[WRITTEN TASK]
In the lines below, how many hold the word "Plug"? Answer only with the number.

[GIVEN ENTRIES]
----------
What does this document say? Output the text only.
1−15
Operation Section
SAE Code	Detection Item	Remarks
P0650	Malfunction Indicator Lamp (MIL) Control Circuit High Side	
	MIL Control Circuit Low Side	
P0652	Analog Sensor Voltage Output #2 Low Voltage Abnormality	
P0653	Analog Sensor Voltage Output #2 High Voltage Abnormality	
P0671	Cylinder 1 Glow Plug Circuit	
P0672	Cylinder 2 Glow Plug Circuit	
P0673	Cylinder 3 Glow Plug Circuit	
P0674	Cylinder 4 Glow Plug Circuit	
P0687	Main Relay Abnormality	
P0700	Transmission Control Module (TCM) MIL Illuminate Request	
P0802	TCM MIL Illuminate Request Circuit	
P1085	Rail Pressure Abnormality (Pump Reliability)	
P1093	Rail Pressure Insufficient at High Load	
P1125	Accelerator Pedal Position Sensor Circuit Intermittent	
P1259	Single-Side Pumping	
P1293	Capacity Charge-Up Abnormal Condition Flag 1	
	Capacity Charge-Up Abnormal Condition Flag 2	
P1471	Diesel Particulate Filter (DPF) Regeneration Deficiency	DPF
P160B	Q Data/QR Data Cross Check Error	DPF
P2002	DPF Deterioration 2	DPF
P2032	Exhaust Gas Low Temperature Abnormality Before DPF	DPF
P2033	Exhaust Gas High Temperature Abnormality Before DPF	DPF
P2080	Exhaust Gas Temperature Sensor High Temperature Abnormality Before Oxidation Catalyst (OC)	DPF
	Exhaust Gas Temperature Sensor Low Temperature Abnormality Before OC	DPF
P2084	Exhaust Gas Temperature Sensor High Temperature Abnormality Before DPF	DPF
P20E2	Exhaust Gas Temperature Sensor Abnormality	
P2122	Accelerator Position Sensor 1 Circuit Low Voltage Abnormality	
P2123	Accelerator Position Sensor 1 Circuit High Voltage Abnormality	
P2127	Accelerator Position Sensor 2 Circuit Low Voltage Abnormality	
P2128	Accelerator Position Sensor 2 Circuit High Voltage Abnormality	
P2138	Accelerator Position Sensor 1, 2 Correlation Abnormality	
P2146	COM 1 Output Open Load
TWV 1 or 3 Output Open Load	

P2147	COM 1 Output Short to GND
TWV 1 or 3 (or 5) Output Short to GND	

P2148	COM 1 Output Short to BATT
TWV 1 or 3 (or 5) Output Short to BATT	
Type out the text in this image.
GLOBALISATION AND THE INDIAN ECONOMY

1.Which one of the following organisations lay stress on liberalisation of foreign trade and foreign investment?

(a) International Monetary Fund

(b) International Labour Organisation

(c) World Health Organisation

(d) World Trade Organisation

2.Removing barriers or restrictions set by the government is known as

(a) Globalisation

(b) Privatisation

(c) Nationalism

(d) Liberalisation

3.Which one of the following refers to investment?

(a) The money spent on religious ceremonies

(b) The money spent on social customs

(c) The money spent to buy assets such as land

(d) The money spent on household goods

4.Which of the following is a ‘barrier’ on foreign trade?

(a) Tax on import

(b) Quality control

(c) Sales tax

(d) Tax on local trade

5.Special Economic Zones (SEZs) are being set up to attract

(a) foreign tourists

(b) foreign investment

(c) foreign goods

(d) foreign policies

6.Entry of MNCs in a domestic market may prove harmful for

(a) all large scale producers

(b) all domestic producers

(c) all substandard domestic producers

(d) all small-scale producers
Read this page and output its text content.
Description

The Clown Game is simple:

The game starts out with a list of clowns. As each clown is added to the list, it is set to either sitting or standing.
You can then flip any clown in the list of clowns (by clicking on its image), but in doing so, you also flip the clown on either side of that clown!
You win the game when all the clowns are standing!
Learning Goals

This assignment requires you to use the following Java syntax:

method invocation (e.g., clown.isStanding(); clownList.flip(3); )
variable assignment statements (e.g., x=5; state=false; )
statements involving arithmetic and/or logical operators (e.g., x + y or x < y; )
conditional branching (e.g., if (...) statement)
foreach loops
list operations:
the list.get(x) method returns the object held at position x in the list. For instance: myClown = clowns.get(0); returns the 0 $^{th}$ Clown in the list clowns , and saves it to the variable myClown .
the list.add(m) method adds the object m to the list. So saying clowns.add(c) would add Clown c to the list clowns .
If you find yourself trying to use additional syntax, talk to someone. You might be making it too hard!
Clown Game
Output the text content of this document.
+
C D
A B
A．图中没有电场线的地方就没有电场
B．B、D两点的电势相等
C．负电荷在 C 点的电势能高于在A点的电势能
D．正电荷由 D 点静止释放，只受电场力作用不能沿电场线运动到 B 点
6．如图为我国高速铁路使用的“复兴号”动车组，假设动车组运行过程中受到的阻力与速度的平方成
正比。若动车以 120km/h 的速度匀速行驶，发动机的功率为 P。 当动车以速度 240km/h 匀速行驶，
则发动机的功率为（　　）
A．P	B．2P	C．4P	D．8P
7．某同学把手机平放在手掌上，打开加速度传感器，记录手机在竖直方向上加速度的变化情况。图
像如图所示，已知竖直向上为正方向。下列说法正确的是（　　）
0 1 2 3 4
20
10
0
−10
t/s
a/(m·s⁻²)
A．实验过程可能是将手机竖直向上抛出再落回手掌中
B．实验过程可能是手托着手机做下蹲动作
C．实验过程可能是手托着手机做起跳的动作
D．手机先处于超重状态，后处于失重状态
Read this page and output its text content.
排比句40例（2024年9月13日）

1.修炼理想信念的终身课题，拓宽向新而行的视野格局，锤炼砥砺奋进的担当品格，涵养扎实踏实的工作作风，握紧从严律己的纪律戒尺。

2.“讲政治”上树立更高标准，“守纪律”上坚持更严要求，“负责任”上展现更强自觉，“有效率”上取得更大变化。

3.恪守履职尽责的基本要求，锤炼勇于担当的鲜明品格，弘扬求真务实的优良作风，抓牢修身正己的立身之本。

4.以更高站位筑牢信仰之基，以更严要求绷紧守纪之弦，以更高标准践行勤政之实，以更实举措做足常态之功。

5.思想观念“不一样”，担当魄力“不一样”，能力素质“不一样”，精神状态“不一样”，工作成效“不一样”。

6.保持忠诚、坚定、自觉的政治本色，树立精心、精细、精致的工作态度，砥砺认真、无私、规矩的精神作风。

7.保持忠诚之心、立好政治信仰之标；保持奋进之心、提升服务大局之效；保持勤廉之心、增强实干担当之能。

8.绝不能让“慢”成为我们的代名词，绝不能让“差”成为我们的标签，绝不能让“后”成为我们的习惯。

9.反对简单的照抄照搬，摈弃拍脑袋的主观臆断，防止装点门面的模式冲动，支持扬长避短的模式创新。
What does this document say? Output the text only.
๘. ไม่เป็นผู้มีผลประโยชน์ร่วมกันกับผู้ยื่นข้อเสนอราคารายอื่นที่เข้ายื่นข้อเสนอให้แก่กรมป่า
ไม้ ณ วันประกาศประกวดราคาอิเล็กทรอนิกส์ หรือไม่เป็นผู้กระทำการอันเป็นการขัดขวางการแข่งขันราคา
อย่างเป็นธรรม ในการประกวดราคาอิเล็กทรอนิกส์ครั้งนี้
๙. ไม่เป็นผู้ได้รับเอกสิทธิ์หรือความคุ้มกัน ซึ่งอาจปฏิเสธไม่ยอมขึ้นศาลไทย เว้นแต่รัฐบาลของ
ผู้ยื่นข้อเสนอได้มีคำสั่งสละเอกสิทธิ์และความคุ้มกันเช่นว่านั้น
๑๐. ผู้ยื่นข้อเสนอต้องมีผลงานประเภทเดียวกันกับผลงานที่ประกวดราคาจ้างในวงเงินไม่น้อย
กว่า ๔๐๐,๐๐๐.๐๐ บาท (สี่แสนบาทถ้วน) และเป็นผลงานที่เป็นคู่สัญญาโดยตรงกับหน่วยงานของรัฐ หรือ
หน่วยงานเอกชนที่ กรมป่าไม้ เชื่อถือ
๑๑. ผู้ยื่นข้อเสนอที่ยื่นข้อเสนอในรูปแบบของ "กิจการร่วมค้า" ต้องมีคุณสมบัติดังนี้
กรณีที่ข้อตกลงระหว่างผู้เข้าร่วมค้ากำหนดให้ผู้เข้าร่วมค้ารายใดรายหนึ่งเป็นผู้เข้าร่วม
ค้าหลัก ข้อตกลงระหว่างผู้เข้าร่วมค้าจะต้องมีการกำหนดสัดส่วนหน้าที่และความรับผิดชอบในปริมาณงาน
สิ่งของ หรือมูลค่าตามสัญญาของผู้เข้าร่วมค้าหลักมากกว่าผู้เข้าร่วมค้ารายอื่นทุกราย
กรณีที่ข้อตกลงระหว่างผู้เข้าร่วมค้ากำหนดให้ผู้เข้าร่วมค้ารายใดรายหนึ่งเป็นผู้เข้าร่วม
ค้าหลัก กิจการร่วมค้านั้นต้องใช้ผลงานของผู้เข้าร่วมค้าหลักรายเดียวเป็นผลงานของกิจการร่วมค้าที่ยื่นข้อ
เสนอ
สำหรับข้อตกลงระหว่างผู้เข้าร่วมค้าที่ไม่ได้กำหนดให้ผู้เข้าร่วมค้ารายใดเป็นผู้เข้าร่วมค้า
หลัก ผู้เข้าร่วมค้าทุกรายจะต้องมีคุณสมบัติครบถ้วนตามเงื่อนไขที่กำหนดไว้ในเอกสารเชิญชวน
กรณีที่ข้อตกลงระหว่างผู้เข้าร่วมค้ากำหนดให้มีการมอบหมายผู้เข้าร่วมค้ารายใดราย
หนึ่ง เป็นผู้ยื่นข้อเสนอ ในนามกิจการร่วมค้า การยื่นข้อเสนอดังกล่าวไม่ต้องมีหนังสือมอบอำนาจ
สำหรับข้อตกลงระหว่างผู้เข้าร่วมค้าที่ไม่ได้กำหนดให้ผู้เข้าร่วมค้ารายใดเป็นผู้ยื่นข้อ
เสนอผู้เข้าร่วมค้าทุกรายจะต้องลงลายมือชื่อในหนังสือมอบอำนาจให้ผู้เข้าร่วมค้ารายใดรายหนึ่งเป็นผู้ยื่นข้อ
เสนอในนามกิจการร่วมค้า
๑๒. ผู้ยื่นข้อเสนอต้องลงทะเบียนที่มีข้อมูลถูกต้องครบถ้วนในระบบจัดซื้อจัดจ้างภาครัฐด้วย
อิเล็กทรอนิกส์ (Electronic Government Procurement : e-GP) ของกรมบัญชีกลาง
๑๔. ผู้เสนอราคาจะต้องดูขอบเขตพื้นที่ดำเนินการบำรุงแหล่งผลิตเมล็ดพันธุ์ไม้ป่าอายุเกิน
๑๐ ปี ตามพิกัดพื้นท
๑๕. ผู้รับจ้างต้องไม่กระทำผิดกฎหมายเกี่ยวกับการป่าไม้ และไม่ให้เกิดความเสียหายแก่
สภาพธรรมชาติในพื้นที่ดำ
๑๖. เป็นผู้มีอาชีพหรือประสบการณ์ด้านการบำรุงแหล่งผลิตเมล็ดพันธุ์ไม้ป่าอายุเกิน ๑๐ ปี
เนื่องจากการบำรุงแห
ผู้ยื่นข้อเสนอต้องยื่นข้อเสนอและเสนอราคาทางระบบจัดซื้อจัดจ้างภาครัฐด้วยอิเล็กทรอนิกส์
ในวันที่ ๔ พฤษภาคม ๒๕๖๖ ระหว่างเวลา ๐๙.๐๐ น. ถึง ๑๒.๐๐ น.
----------
[RESPONSE FOR THIS EXERCISE]
4